[Stored items]
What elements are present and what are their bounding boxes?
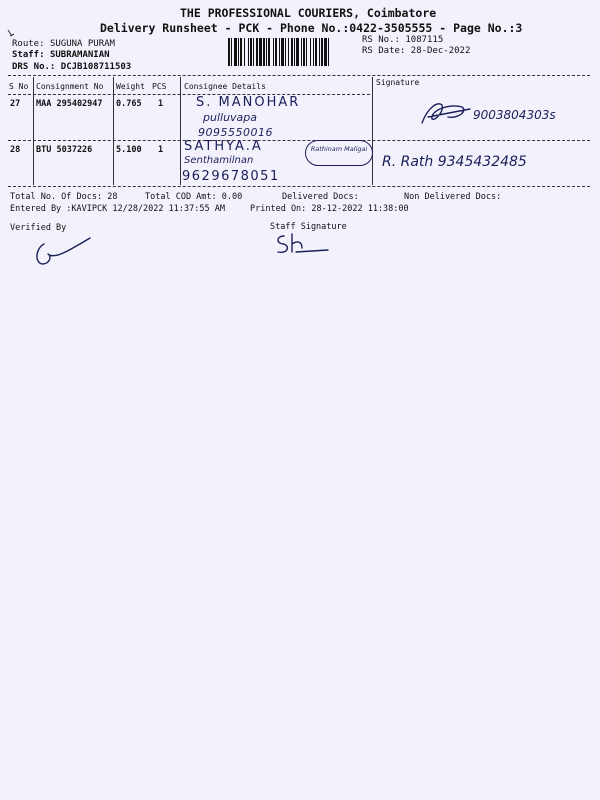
- rs-no-value: 1087115: [405, 35, 444, 45]
- printed-on: Printed On: 28-12-2022 11:38:00: [250, 204, 409, 214]
- barcode-bar: [275, 38, 277, 66]
- barcode-bar: [238, 38, 239, 66]
- table-bottom-rule: [8, 186, 590, 187]
- col-header-weight: Weight: [116, 82, 145, 91]
- rs-date-value: 28-Dec-2022: [410, 46, 471, 56]
- staff-signature: [272, 230, 332, 260]
- rs-no-label: RS No.:: [362, 35, 400, 45]
- signature-handwritten: R. Rath 9345432485: [382, 154, 527, 170]
- barcode: [228, 38, 356, 66]
- signature-scribble: [418, 97, 474, 129]
- barcode-bar: [315, 38, 317, 66]
- row-rule: [8, 140, 590, 141]
- barcode-bar: [279, 38, 280, 66]
- barcode-bar: [281, 38, 284, 66]
- row-pcs: 1: [158, 99, 164, 109]
- barcode-bar: [291, 38, 293, 66]
- barcode-bar: [244, 38, 245, 66]
- table-top-rule: [8, 75, 590, 76]
- delivered-docs: Delivered Docs:: [282, 192, 359, 202]
- route-label: Route:: [12, 39, 45, 49]
- col-header-pcs: PCS: [152, 82, 167, 91]
- rs-date-line: [362, 46, 470, 56]
- row-sno: 27: [10, 99, 21, 109]
- row-weight: 5.100: [116, 145, 142, 155]
- col-header-consignment: Consignment No: [36, 82, 104, 91]
- route-line: [12, 39, 115, 49]
- barcode-bar: [259, 38, 262, 66]
- col-sep: [372, 77, 373, 185]
- drs-line: [12, 62, 131, 72]
- barcode-bar: [250, 38, 252, 66]
- col-header-consignee: Consignee Details: [184, 82, 266, 91]
- rs-no-line: [362, 35, 443, 45]
- row-weight: 0.765: [116, 99, 142, 109]
- non-delivered-docs: Non Delivered Docs:: [404, 192, 502, 202]
- route-value: SUGUNA PURAM: [49, 39, 115, 49]
- barcode-bar: [313, 38, 314, 66]
- barcode-bar: [234, 38, 237, 66]
- row-consignment: BTU 5037226: [36, 145, 93, 155]
- staff-signature-label: Staff Signature: [270, 222, 347, 232]
- verified-by-label: Verified By: [10, 223, 67, 233]
- barcode-bar: [263, 38, 265, 66]
- row-sno: 28: [10, 145, 21, 155]
- corner-mark: [6, 28, 16, 38]
- staff-label: Staff:: [12, 50, 45, 60]
- consignee-phone-handwritten: 9629678051: [182, 169, 280, 184]
- col-header-sno: S No: [9, 82, 29, 91]
- barcode-bar: [324, 38, 327, 66]
- row-consignment: MAA 295402947: [36, 99, 103, 109]
- consignee-note-handwritten: Rathinam Maligai: [305, 140, 373, 166]
- barcode-bar: [288, 38, 289, 66]
- barcode-bar: [301, 38, 302, 66]
- barcode-bar: [266, 38, 267, 66]
- drs-value: DCJB108711503: [60, 62, 132, 72]
- consignee-name-handwritten: S. MANOHAR: [196, 95, 301, 110]
- barcode-bar: [240, 38, 242, 66]
- barcode-bar: [328, 38, 329, 66]
- barcode-bar: [231, 38, 232, 66]
- barcode-bar: [294, 38, 295, 66]
- total-docs: Total No. Of Docs: 28: [10, 192, 118, 202]
- barcode-bar: [268, 38, 270, 66]
- barcode-bar: [285, 38, 286, 66]
- barcode-bar: [319, 38, 320, 66]
- col-header-signature: Signature: [376, 78, 420, 87]
- barcode-bar: [248, 38, 249, 66]
- barcode-bar: [306, 38, 307, 66]
- total-cod: Total COD Amt: 0.00: [145, 192, 243, 202]
- consignee-name-handwritten: SATHYA.A: [184, 139, 263, 154]
- barcode-bar: [321, 38, 323, 66]
- barcode-bar: [256, 38, 258, 66]
- barcode-bar: [310, 38, 311, 66]
- runsheet-title: Delivery Runsheet - PCK - Phone No.:0422-3505555 - Page No.:3: [100, 21, 523, 35]
- barcode-bar: [303, 38, 305, 66]
- drs-label: DRS No.:: [12, 62, 56, 72]
- barcode-bar: [253, 38, 254, 66]
- consignee-line-handwritten: pulluvapa: [203, 111, 258, 124]
- barcode-bar: [273, 38, 274, 66]
- row-pcs: 1: [158, 145, 164, 155]
- company-name: THE PROFESSIONAL COURIERS, Coimbatore: [180, 6, 437, 20]
- verifier-signature: [30, 230, 94, 270]
- barcode-bar: [228, 38, 230, 66]
- consignee-line-handwritten: Senthamilnan: [184, 155, 254, 166]
- staff-value: SUBRAMANIAN: [49, 50, 110, 60]
- consignee-phone-handwritten: 9095550016: [198, 126, 273, 139]
- rs-date-label: RS Date:: [362, 46, 406, 56]
- entered-by: Entered By :KAVIPCK 12/28/2022 11:37:55 AM: [10, 204, 225, 214]
- staff-line: [12, 50, 110, 60]
- barcode-bar: [296, 38, 299, 66]
- header-rule: [8, 94, 370, 95]
- signature-phone-handwritten: 9003804303s: [473, 108, 556, 122]
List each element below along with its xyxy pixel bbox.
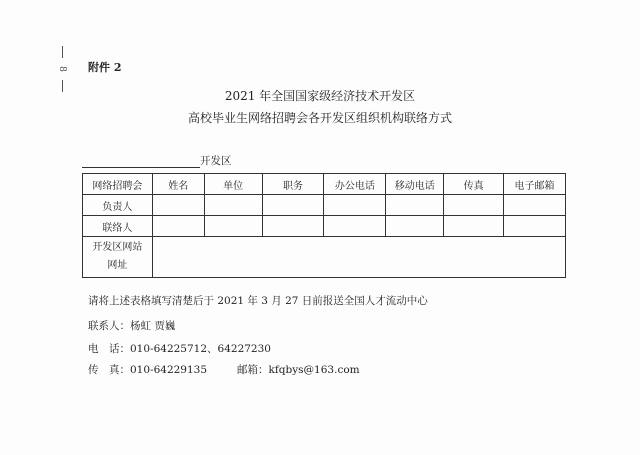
document-title-line-1: 2021 年全国国家级经济技术开发区 xyxy=(224,89,416,103)
header-cell: 移动电话 xyxy=(386,174,444,195)
header-cell: 网络招聘会 xyxy=(83,174,153,195)
empty-cell xyxy=(152,216,204,237)
empty-cell xyxy=(262,216,324,237)
instruction-text: 请将上述表格填写清楚后于 2021 年 3 月 27 日前报送全国人才流动中心 xyxy=(88,295,428,307)
website-label xyxy=(83,237,153,278)
fax-number: 传 真：010-64229135 xyxy=(88,364,208,376)
website-label-line-2: 网址 xyxy=(107,260,128,271)
row-label: 联络人 xyxy=(83,216,153,237)
empty-cell xyxy=(324,216,386,237)
website-value-cell xyxy=(152,237,565,278)
phone-numbers: 电 话：010-64225712、64227230 xyxy=(88,343,271,355)
header-cell: 单位 xyxy=(204,174,262,195)
table-row xyxy=(83,195,566,216)
header-cell: 传真 xyxy=(444,174,504,195)
website-label-line-1: 开发区网站 xyxy=(92,242,143,253)
header-cell: 办公电话 xyxy=(324,174,386,195)
table-header-row xyxy=(83,174,566,195)
empty-cell xyxy=(262,195,324,216)
empty-cell xyxy=(444,216,504,237)
empty-cell xyxy=(204,195,262,216)
zone-name-blank xyxy=(82,157,200,168)
development-zone-field xyxy=(82,153,232,168)
empty-cell xyxy=(152,195,204,216)
email-address: 邮箱：kfqbys@163.com xyxy=(237,364,360,376)
empty-cell xyxy=(504,195,566,216)
table-row xyxy=(83,216,566,237)
contact-table xyxy=(82,173,566,278)
empty-cell xyxy=(386,216,444,237)
empty-cell xyxy=(386,195,444,216)
zone-suffix: 开发区 xyxy=(200,155,232,167)
page-number: 8 xyxy=(56,66,67,72)
attachment-label: 附件 2 xyxy=(88,61,122,74)
empty-cell xyxy=(504,216,566,237)
header-cell: 电子邮箱 xyxy=(504,174,566,195)
contact-person: 联系人：杨虹 贾巍 xyxy=(88,320,176,332)
empty-cell xyxy=(204,216,262,237)
row-label: 负责人 xyxy=(83,195,153,216)
empty-cell xyxy=(324,195,386,216)
header-cell: 姓名 xyxy=(152,174,204,195)
fax-email-line xyxy=(88,362,360,377)
empty-cell xyxy=(444,195,504,216)
document-title-line-2: 高校毕业生网络招聘会各开发区组织机构联络方式 xyxy=(187,111,452,125)
table-row xyxy=(83,237,566,278)
header-cell: 职务 xyxy=(262,174,324,195)
margin-dash-top xyxy=(62,46,63,58)
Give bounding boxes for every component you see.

- _AIM_
Format the records from the line with "- rs-no-value: 1087115: [405, 35, 444, 45]" up to and including the line with "- signature-handwritten: R." as a numbered list, leaving out any blank lines.

- _ANSWER FOR THIS EXERCISE_
1. - rs-no-value: 1087115: [405, 35, 444, 45]
2. - printed-on: Printed On: 28-12-2022 11:38:00: [250, 204, 409, 214]
3. - barcode-bar: [275, 38, 277, 66]
4. - barcode-bar: [238, 38, 239, 66]
5. - table-bottom-rule: [8, 186, 590, 187]
6. - col-header-weight: Weight: [116, 82, 145, 91]
7. - rs-date-value: 28-Dec-2022: [410, 46, 471, 56]
8. - staff-signature: [272, 230, 332, 260]
9. - rs-no-label: RS No.:: [362, 35, 400, 45]
10. - signature-handwritten: R. Rath 9345432485: [382, 154, 527, 170]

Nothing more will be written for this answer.